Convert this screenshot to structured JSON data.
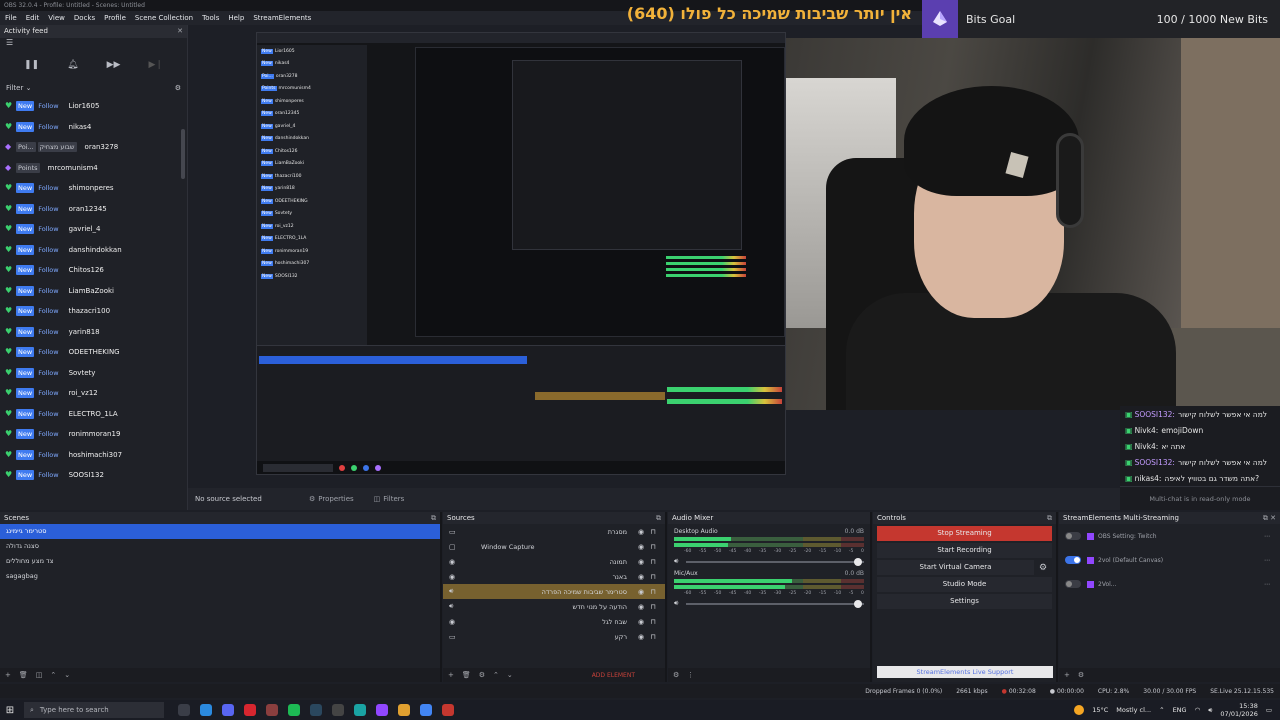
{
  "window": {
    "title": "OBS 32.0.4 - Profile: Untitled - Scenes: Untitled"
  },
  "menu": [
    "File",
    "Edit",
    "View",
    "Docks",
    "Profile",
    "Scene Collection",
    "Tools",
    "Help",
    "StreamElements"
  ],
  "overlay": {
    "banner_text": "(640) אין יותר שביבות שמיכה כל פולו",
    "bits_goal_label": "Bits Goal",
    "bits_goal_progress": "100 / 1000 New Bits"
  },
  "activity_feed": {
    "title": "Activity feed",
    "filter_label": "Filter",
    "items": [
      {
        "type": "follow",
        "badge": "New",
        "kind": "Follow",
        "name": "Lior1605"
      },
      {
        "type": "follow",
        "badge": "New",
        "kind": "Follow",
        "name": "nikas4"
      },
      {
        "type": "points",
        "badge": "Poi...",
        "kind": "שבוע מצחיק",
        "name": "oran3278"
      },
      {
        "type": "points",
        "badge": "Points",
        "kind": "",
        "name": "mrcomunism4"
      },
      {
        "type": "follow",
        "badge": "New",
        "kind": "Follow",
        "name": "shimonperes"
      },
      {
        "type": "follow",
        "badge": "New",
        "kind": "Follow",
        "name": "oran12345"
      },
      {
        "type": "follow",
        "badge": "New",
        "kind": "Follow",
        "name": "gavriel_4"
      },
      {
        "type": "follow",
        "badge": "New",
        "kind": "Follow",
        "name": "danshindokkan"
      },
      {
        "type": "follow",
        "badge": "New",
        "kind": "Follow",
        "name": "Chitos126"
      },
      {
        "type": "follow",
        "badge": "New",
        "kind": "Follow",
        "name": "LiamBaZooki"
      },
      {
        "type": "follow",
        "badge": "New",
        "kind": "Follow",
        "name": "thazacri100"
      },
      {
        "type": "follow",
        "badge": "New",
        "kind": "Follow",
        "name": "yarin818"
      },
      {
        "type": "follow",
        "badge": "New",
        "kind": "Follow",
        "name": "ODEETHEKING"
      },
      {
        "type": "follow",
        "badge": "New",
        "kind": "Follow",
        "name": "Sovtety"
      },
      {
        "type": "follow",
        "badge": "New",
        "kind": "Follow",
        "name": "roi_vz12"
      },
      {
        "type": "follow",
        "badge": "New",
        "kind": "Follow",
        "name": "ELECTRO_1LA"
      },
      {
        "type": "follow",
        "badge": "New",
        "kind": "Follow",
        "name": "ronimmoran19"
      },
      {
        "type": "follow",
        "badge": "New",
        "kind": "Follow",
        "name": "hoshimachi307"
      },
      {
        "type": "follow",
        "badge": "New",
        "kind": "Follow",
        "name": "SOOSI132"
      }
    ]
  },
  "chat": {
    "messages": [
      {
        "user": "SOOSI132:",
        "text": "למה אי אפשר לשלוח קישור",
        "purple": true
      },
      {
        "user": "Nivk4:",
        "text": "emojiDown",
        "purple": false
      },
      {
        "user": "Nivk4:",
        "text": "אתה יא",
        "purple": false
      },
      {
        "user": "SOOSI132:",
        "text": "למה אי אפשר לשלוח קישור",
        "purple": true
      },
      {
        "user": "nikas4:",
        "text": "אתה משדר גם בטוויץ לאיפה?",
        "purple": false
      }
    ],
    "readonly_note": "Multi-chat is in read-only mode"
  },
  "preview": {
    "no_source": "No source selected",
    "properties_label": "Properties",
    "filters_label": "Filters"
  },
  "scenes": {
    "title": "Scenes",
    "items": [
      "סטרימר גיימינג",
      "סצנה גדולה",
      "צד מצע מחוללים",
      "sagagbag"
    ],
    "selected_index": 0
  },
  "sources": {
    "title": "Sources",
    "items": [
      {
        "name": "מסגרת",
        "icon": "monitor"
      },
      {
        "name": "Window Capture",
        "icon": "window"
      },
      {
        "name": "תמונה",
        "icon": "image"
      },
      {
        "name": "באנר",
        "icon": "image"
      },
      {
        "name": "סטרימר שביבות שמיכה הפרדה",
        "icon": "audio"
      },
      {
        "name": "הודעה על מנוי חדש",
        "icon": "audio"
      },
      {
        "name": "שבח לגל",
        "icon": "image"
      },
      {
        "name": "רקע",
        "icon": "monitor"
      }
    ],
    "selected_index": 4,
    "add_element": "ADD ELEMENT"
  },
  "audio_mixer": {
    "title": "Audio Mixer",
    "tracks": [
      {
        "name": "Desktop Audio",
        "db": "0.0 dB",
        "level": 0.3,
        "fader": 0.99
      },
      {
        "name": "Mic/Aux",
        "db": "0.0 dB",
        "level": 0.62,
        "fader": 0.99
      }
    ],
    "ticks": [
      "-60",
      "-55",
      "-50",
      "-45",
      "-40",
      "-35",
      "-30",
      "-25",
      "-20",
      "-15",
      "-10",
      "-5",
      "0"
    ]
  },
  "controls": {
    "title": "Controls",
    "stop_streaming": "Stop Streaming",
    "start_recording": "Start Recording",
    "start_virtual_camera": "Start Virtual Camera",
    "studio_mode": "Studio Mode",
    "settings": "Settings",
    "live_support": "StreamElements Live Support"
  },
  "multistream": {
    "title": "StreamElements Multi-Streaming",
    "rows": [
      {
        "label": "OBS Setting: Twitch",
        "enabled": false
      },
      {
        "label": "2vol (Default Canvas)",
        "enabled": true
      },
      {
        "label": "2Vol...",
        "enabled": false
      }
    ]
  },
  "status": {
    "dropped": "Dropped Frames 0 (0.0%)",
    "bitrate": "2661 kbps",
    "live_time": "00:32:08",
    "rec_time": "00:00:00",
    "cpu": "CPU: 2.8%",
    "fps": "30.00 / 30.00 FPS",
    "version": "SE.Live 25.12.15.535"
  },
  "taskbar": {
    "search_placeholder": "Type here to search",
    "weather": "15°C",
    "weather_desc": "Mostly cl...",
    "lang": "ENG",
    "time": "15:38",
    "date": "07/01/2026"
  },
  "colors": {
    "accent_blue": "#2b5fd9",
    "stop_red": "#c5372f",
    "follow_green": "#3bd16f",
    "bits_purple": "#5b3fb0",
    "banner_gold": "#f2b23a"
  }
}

━━━━━━━━

-- TASK INSTRUCTIONS --
Calculate how many lines of the material include the string "StreamElements", and state that number by itself.

-- RESPONSE TO THE EXERCISE --
3